WRITTEN REQUEST>
Write out every line of the material exactly as it appears.

RECORDED INFORMATION>
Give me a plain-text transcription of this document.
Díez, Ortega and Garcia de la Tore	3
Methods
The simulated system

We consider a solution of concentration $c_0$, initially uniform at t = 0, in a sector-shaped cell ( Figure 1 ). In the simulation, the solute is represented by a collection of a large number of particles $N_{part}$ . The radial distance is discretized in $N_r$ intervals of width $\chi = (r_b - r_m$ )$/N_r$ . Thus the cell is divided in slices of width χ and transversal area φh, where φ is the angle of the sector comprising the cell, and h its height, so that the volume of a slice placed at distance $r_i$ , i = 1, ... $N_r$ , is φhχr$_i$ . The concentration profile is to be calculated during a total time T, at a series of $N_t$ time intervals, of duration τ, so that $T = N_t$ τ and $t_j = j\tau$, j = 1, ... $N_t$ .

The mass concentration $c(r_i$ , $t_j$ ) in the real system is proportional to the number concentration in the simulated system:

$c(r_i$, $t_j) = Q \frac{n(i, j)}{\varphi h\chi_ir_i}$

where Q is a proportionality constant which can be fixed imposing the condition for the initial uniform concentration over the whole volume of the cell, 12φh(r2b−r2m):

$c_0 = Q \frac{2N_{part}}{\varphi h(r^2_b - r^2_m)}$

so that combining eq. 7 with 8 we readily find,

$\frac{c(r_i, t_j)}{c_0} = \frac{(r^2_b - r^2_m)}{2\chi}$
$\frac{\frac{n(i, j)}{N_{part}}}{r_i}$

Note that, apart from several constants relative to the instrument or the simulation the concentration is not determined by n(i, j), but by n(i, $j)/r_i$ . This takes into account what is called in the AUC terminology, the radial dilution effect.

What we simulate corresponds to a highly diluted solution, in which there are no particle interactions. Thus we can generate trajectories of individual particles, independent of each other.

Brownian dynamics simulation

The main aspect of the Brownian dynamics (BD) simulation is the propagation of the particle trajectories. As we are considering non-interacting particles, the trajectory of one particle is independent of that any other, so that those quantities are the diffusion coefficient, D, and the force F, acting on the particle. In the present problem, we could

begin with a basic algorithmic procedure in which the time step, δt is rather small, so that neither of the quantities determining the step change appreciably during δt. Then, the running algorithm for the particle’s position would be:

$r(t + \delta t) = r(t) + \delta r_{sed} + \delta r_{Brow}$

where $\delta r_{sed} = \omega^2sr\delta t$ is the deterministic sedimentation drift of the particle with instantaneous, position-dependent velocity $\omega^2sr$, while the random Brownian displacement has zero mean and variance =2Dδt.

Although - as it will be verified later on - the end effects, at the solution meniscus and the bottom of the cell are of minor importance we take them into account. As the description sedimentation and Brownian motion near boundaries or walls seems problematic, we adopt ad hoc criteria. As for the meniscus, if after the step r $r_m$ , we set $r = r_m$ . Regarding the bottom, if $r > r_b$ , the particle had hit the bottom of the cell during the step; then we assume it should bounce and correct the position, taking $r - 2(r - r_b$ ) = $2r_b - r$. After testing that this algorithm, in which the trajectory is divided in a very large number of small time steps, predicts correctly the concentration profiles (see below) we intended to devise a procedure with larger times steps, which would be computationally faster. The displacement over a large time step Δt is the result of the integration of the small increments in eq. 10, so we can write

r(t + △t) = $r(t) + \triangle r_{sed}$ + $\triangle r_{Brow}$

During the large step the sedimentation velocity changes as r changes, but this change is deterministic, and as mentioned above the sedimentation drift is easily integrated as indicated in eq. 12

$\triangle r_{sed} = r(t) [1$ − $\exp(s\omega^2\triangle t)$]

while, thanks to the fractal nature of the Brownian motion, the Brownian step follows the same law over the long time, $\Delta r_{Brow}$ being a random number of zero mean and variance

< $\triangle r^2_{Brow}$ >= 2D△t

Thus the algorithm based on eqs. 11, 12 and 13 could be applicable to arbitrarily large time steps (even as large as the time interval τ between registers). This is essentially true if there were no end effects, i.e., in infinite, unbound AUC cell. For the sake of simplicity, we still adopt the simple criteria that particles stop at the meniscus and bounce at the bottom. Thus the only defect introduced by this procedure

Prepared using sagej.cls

TASK SOLUTION>
Give me a plain-text transcription of this document.
Díez, Ortega and Garcia de la Tore	3
Methods
The simulated system

We consider a solution of concentration $c_0$, initially uniform at t = 0, in a sector-shaped cell ( Figure 1 ). In the simulation, the solute is represented by a collection of a large number of particles $N_{part}$ . The radial distance is discretized in $N_r$ intervals of width $\chi = (r_b - r_m$ )$/N_r$ . Thus the cell is divided in slices of width χ and transversal area φh, where φ is the angle of the sector comprising the cell, and h its height, so that the volume of a slice placed at distance $r_i$ , i = 1, ... $N_r$ , is φhχr$_i$ . The concentration profile is to be calculated during a total time T, at a series of $N_t$ time intervals, of duration τ, so that $T = N_t$ τ and $t_j = j\tau$, j = 1, ... $N_t$ .

The mass concentration $c(r_i$ , $t_j$ ) in the real system is proportional to the number concentration in the simulated system:

$c(r_i$, $t_j) = Q \frac{n(i, j)}{\varphi h\chi_ir_i}$

where Q is a proportionality constant which can be fixed imposing the condition for the initial uniform concentration over the whole volume of the cell, 12φh(r2b−r2m):

$c_0 = Q \frac{2N_{part}}{\varphi h(r^2_b - r^2_m)}$

so that combining eq. 7 with 8 we readily find,

$\frac{c(r_i, t_j)}{c_0} = \frac{(r^2_b - r^2_m)}{2\chi}$
$\frac{\frac{n(i, j)}{N_{part}}}{r_i}$

Note that, apart from several constants relative to the instrument or the simulation the concentration is not determined by n(i, j), but by n(i, $j)/r_i$ . This takes into account what is called in the AUC terminology, the radial dilution effect.

What we simulate corresponds to a highly diluted solution, in which there are no particle interactions. Thus we can generate trajectories of individual particles, independent of each other.

Brownian dynamics simulation

The main aspect of the Brownian dynamics (BD) simulation is the propagation of the particle trajectories. As we are considering non-interacting particles, the trajectory of one particle is independent of that any other, so that those quantities are the diffusion coefficient, D, and the force F, acting on the particle. In the present problem, we could

begin with a basic algorithmic procedure in which the time step, δt is rather small, so that neither of the quantities determining the step change appreciably during δt. Then, the running algorithm for the particle’s position would be:

$r(t + \delta t) = r(t) + \delta r_{sed} + \delta r_{Brow}$

where $\delta r_{sed} = \omega^2sr\delta t$ is the deterministic sedimentation drift of the particle with instantaneous, position-dependent velocity $\omega^2sr$, while the random Brownian displacement has zero mean and variance =2Dδt.

Although - as it will be verified later on - the end effects, at the solution meniscus and the bottom of the cell are of minor importance we take them into account. As the description sedimentation and Brownian motion near boundaries or walls seems problematic, we adopt ad hoc criteria. As for the meniscus, if after the step r $r_m$ , we set $r = r_m$ . Regarding the bottom, if $r > r_b$ , the particle had hit the bottom of the cell during the step; then we assume it should bounce and correct the position, taking $r - 2(r - r_b$ ) = $2r_b - r$. After testing that this algorithm, in which the trajectory is divided in a very large number of small time steps, predicts correctly the concentration profiles (see below) we intended to devise a procedure with larger times steps, which would be computationally faster. The displacement over a large time step Δt is the result of the integration of the small increments in eq. 10, so we can write

r(t + △t) = $r(t) + \triangle r_{sed}$ + $\triangle r_{Brow}$

During the large step the sedimentation velocity changes as r changes, but this change is deterministic, and as mentioned above the sedimentation drift is easily integrated as indicated in eq. 12

$\triangle r_{sed} = r(t) [1$ − $\exp(s\omega^2\triangle t)$]

while, thanks to the fractal nature of the Brownian motion, the Brownian step follows the same law over the long time, $\Delta r_{Brow}$ being a random number of zero mean and variance

< $\triangle r^2_{Brow}$ >= 2D△t

Thus the algorithm based on eqs. 11, 12 and 13 could be applicable to arbitrarily large time steps (even as large as the time interval τ between registers). This is essentially true if there were no end effects, i.e., in infinite, unbound AUC cell. For the sake of simplicity, we still adopt the simple criteria that particles stop at the meniscus and bounce at the bottom. Thus the only defect introduced by this procedure

Prepared using sagej.cls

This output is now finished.